Print the listing in its entirety and exactly, leaving out images.
[start of Input records]
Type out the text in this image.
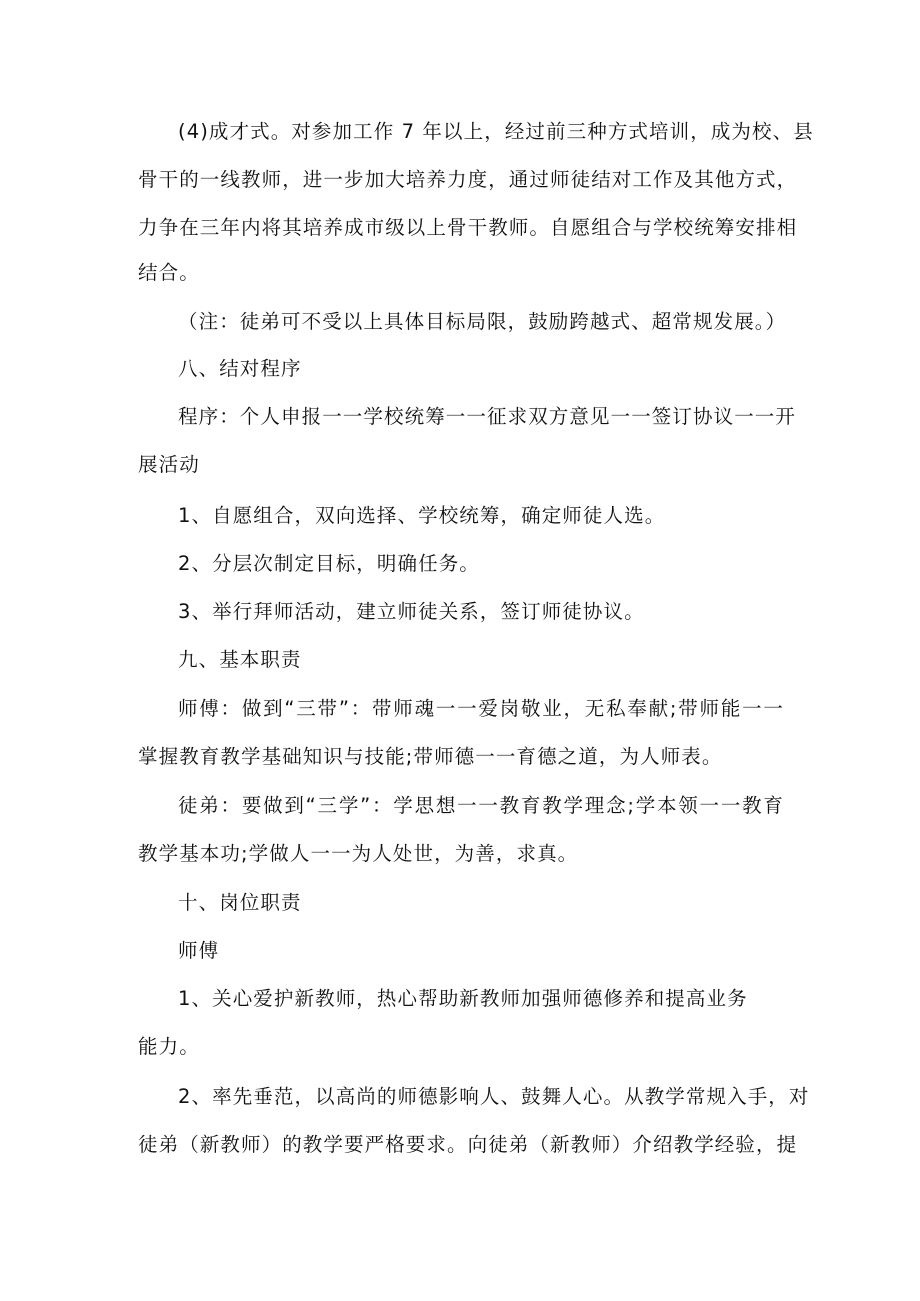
(4)成才式。对参加工作 7 年以上，经过前三种方式培训，成为校、县
骨干的一线教师，进一步加大培养力度，通过师徒结对工作及其他方式，
力争在三年内将其培养成市级以上骨干教师。自愿组合与学校统筹安排相
结合。
（注：徒弟可不受以上具体目标局限，鼓励跨越式、超常规发展。）
八、结对程序
程序：个人申报一一学校统筹一一征求双方意见一一签订协议一一开
展活动
1、自愿组合，双向选择、学校统筹，确定师徒人选。
2、分层次制定目标，明确任务。
3、举行拜师活动，建立师徒关系，签订师徒协议。
九、基本职责
师傅：做到“三带”：带师魂一一爱岗敬业，无私奉献;带师能一一
掌握教育教学基础知识与技能;带师德一一育德之道，为人师表。
徒弟：要做到“三学”：学思想一一教育教学理念;学本领一一教育
教学基本功;学做人一一为人处世，为善，求真。
十、岗位职责
师傅
1、关心爱护新教师，热心帮助新教师加强师德修养和提高业务
能力。
2、率先垂范，以高尚的师德影响人、鼓舞人心。从教学常规入手，对
徒弟（新教师）的教学要严格要求。向徒弟（新教师）介绍教学经验，提
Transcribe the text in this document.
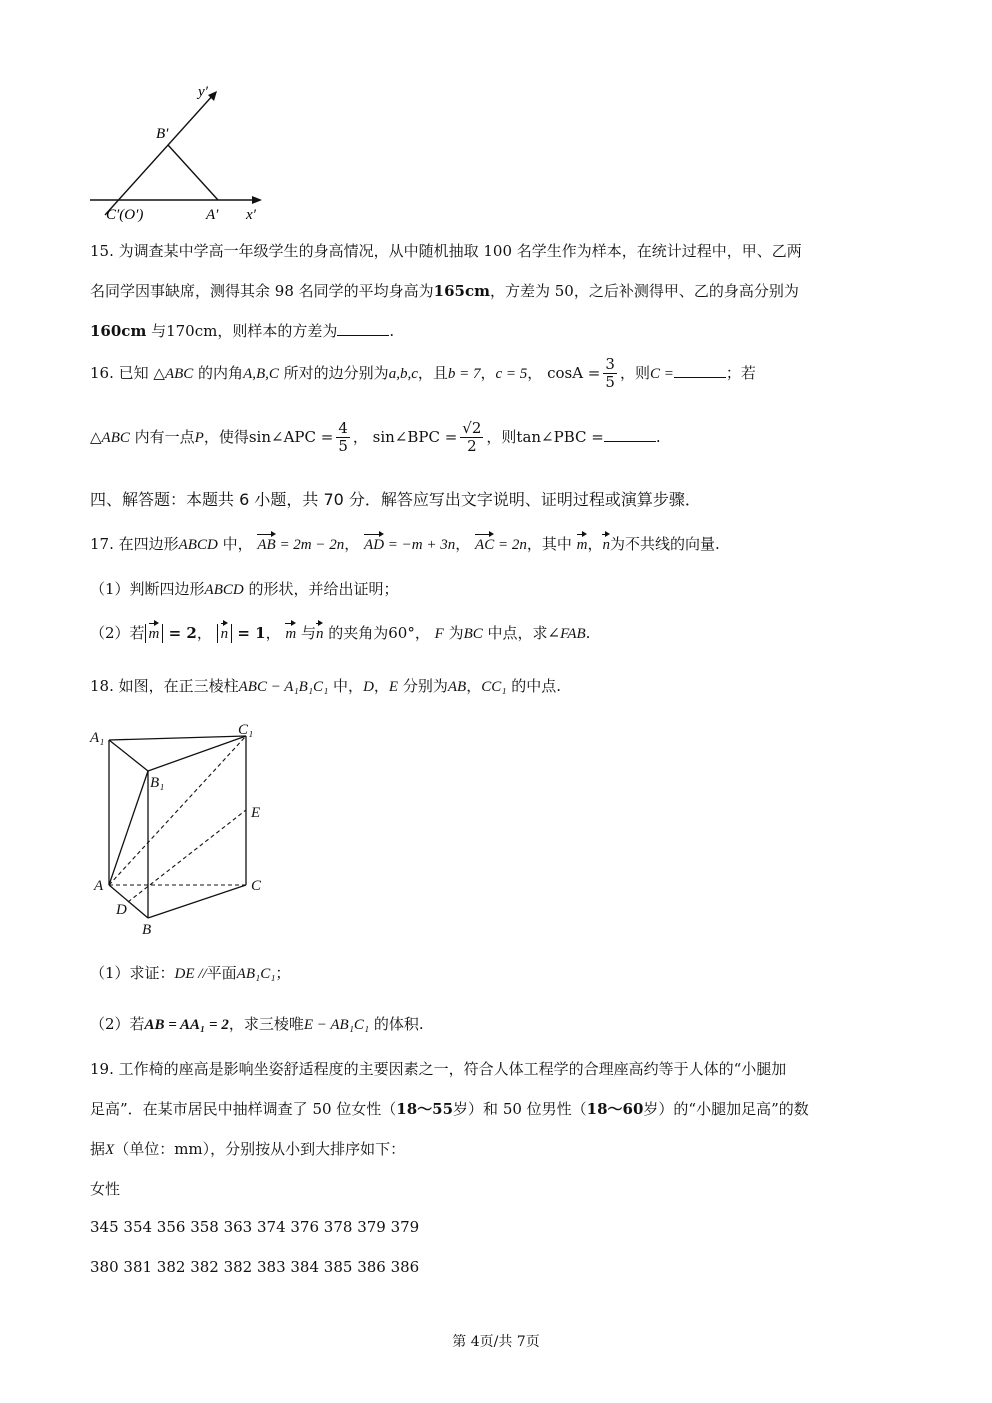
y′
B′
C′(O′)	A′ x′
15. 为调查某中学高一年级学生的身高情况，从中随机抽取 100 名学生作为样本，在统计过程中，甲、乙两
名同学因事缺席，测得其余 98 名同学的平均身高为165cm，方差为 50，之后补测得甲、乙的身高分别为
160cm 与170cm，则样本的方差为	.
16. 已知 △ABC 的内角A,B,C 所对的边分别为a,b,c，且b = 7，c = 5， $\cos A = \frac{3}{5}$ ，则C =	；若
△ABC 内有一点P，使得sin∠APC = $\frac{4}{5}$ ， sin∠BPC = $\frac{√2}{2}$ ，则tan∠PBC =	.
四、解答题：本题共 6 小题，共 70 分．解答应写出文字说明、证明过程或演算步骤．
17. 在四边形ABCD 中， AB = 2m − 2n， AD = −m + 3n， AC = 2n，其中 m，n为不共线的向量.
（1）判断四边形ABCD 的形状，并给出证明；
（2）若 m = 2， n = 1， m 与n 的夹角为60°， F 为BC 中点，求∠FAB.
18. 如图，在正三棱柱ABC − A₁B₁C₁ 中，D，E 分别为AB，CC₁ 的中点.
A₁	C₁
B₁
E
A	C
D
B
（1）求证：DE //平面AB₁C₁；
（2）若AB = AA₁ = 2，求三棱唯E − AB₁C₁ 的体积.
19. 工作椅的座高是影响坐姿舒适程度的主要因素之一，符合人体工程学的合理座高约等于人体的“小腿加
足高”．在某市居民中抽样调查了 50 位女性（18～55岁）和 50 位男性（18～60岁）的“小腿加足高”的数
据X（单位：mm），分别按从小到大排序如下：
女性
345 354 356 358 363 374 376 378 379 379
380 381 382 382 382 383 384 385 386 386
第 4页/共 7页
[end of Input records]
◆ Result of this exercise ◆
Type out the text in this image.
(4)成才式。对参加工作 7 年以上，经过前三种方式培训，成为校、县
骨干的一线教师，进一步加大培养力度，通过师徒结对工作及其他方式，
力争在三年内将其培养成市级以上骨干教师。自愿组合与学校统筹安排相
结合。
（注：徒弟可不受以上具体目标局限，鼓励跨越式、超常规发展。）
八、结对程序
程序：个人申报一一学校统筹一一征求双方意见一一签订协议一一开
展活动
1、自愿组合，双向选择、学校统筹，确定师徒人选。
2、分层次制定目标，明确任务。
3、举行拜师活动，建立师徒关系，签订师徒协议。
九、基本职责
师傅：做到“三带”：带师魂一一爱岗敬业，无私奉献;带师能一一
掌握教育教学基础知识与技能;带师德一一育德之道，为人师表。
徒弟：要做到“三学”：学思想一一教育教学理念;学本领一一教育
教学基本功;学做人一一为人处世，为善，求真。
十、岗位职责
师傅
1、关心爱护新教师，热心帮助新教师加强师德修养和提高业务
能力。
2、率先垂范，以高尚的师德影响人、鼓舞人心。从教学常规入手，对
徒弟（新教师）的教学要严格要求。向徒弟（新教师）介绍教学经验，提
Transcribe the text in this document.
y′
B′
C′(O′)	A′ x′
15. 为调查某中学高一年级学生的身高情况，从中随机抽取 100 名学生作为样本，在统计过程中，甲、乙两
名同学因事缺席，测得其余 98 名同学的平均身高为165cm，方差为 50，之后补测得甲、乙的身高分别为
160cm 与170cm，则样本的方差为	.
16. 已知 △ABC 的内角A,B,C 所对的边分别为a,b,c，且b = 7，c = 5， $\cos A = \frac{3}{5}$ ，则C =	；若
△ABC 内有一点P，使得sin∠APC = $\frac{4}{5}$ ， sin∠BPC = $\frac{√2}{2}$ ，则tan∠PBC =	.
四、解答题：本题共 6 小题，共 70 分．解答应写出文字说明、证明过程或演算步骤．
17. 在四边形ABCD 中， AB = 2m − 2n， AD = −m + 3n， AC = 2n，其中 m，n为不共线的向量.
（1）判断四边形ABCD 的形状，并给出证明；
（2）若 m = 2， n = 1， m 与n 的夹角为60°， F 为BC 中点，求∠FAB.
18. 如图，在正三棱柱ABC − A₁B₁C₁ 中，D，E 分别为AB，CC₁ 的中点.
A₁	C₁
B₁
E
A	C
D
B
（1）求证：DE //平面AB₁C₁；
（2）若AB = AA₁ = 2，求三棱唯E − AB₁C₁ 的体积.
19. 工作椅的座高是影响坐姿舒适程度的主要因素之一，符合人体工程学的合理座高约等于人体的“小腿加
足高”．在某市居民中抽样调查了 50 位女性（18～55岁）和 50 位男性（18～60岁）的“小腿加足高”的数
据X（单位：mm），分别按从小到大排序如下：
女性
345 354 356 358 363 374 376 378 379 379
380 381 382 382 382 383 384 385 386 386
第 4页/共 7页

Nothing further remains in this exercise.